__WORK INSTRUCTIONS__
Search the entries for the word "left". Copy each line in which it is found.

▼

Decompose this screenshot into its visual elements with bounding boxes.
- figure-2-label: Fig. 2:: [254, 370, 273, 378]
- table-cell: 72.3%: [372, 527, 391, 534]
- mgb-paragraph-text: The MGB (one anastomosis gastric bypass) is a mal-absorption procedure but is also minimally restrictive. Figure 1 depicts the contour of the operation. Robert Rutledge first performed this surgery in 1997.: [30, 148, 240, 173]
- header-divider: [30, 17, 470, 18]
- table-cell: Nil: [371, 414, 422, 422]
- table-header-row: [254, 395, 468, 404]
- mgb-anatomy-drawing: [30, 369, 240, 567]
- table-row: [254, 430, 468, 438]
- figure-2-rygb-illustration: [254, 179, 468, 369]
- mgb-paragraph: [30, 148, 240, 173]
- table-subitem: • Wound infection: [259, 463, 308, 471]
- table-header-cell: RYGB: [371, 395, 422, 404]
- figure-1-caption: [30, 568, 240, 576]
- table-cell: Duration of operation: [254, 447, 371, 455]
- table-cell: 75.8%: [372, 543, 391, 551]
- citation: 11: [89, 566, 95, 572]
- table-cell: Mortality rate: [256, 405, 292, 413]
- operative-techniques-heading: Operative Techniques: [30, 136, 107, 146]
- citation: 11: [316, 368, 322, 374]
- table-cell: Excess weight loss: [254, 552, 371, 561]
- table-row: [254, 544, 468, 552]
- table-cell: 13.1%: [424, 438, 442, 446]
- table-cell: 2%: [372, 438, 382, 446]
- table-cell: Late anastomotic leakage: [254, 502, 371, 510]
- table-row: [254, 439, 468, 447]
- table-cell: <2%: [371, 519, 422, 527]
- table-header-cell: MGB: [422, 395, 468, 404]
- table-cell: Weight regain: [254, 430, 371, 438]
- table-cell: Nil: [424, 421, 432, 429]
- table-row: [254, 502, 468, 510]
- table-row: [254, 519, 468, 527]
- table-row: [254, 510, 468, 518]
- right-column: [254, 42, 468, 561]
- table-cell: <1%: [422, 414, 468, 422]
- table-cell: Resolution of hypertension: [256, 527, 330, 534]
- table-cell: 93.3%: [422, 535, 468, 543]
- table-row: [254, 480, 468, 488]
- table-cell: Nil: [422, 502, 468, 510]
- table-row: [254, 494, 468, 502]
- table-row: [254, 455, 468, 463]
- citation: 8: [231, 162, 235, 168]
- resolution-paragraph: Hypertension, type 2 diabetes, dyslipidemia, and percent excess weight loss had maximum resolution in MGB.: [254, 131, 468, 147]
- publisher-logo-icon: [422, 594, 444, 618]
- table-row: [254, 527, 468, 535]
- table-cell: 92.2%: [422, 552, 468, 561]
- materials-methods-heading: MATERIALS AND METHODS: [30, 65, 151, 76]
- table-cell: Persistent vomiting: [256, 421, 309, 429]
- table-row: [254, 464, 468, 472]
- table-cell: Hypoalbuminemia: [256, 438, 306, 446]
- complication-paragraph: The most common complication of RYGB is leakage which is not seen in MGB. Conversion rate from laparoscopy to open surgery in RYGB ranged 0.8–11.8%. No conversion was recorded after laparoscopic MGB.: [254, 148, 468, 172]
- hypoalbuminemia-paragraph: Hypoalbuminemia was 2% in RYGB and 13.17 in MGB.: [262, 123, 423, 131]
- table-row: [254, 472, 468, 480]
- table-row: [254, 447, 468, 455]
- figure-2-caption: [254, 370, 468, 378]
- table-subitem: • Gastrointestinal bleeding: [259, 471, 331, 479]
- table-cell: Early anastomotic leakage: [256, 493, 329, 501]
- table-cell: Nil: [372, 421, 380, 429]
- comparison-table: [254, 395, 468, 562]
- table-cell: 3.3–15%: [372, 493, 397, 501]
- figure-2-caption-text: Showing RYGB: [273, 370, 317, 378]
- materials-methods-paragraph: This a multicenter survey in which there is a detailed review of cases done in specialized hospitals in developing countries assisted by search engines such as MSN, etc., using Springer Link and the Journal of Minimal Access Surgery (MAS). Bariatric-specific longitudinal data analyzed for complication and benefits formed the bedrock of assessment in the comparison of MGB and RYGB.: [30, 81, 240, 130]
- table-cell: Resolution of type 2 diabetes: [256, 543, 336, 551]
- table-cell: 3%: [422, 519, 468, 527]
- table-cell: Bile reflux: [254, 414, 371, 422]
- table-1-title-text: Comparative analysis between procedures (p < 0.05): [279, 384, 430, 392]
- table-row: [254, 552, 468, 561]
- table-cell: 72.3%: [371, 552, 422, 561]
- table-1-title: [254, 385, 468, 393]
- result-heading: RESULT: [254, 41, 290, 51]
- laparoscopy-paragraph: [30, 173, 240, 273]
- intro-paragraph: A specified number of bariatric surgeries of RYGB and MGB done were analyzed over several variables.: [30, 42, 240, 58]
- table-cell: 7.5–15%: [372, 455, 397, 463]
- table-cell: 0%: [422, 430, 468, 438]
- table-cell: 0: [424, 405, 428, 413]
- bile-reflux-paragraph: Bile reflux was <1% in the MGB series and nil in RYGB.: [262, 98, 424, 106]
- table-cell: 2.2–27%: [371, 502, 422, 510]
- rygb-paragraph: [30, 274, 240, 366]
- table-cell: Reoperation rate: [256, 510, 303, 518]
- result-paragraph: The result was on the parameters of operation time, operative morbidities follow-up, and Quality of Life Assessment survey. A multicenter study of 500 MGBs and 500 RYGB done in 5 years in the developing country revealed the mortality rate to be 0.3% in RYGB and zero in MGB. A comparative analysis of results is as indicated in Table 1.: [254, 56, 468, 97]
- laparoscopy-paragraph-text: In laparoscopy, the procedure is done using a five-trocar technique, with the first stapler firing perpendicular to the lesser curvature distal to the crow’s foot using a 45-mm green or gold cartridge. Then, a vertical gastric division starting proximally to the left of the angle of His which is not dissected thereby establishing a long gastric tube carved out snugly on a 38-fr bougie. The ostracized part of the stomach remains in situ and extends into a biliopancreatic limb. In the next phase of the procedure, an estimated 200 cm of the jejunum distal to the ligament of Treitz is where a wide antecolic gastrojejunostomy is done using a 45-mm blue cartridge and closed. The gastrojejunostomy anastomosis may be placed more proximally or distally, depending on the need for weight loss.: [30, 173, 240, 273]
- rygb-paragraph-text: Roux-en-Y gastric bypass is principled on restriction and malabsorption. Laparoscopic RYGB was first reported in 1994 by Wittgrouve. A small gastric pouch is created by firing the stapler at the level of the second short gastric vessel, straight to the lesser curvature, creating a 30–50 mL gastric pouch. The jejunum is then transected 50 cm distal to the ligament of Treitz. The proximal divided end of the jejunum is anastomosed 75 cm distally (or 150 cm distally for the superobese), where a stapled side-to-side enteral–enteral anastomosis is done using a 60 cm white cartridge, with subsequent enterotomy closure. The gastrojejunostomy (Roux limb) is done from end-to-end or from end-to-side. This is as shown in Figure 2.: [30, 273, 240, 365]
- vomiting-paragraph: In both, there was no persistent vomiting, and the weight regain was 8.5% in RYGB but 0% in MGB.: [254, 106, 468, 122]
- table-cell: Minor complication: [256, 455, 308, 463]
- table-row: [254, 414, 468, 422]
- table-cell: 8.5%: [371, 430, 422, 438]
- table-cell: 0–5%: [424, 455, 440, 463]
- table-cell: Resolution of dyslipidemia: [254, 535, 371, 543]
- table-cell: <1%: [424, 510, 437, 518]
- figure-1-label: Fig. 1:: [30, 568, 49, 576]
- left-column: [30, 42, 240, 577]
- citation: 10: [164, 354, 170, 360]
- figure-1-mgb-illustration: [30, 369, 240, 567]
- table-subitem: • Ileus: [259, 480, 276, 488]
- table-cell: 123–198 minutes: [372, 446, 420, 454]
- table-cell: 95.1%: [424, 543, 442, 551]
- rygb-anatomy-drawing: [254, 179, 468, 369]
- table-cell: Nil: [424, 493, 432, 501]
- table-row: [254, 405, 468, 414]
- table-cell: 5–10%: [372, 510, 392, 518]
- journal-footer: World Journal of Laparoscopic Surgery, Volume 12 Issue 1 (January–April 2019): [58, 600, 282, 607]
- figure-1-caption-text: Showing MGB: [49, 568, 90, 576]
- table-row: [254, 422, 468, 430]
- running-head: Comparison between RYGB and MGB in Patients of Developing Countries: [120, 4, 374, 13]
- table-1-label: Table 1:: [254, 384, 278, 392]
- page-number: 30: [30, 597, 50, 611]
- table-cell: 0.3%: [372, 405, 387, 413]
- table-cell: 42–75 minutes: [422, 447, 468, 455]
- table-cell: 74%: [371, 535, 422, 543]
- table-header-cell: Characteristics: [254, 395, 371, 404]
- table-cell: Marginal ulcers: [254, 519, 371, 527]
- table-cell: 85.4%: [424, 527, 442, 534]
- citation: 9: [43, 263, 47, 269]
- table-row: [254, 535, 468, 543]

▲

__TASK ANSWER__
- laparoscopy-paragraph-text: In laparoscopy, the procedure is done using a five-trocar technique, with the first stapler firing perpendicular to the lesser curvature distal to the crow’s foot using a 45-mm green or gold cartridge. Then, a vertical gastric division starting proximally to the left of the angle of His which is not dissected thereby establishing a long gastric tube carved out snugly on a 38-fr bougie. The ostracized part of the stomach remains in situ and extends into a biliopancreatic limb. In the next phase of the procedure, an estimated 200 cm of the jejunum distal to the ligament of Treitz is where a wide antecolic gastrojejunostomy is done using a 45-mm blue cartridge and closed. The gastrojejunostomy anastomosis may be placed more proximally or distally, depending on the need for weight loss.: [30, 173, 240, 273]
- left-column: [30, 42, 240, 577]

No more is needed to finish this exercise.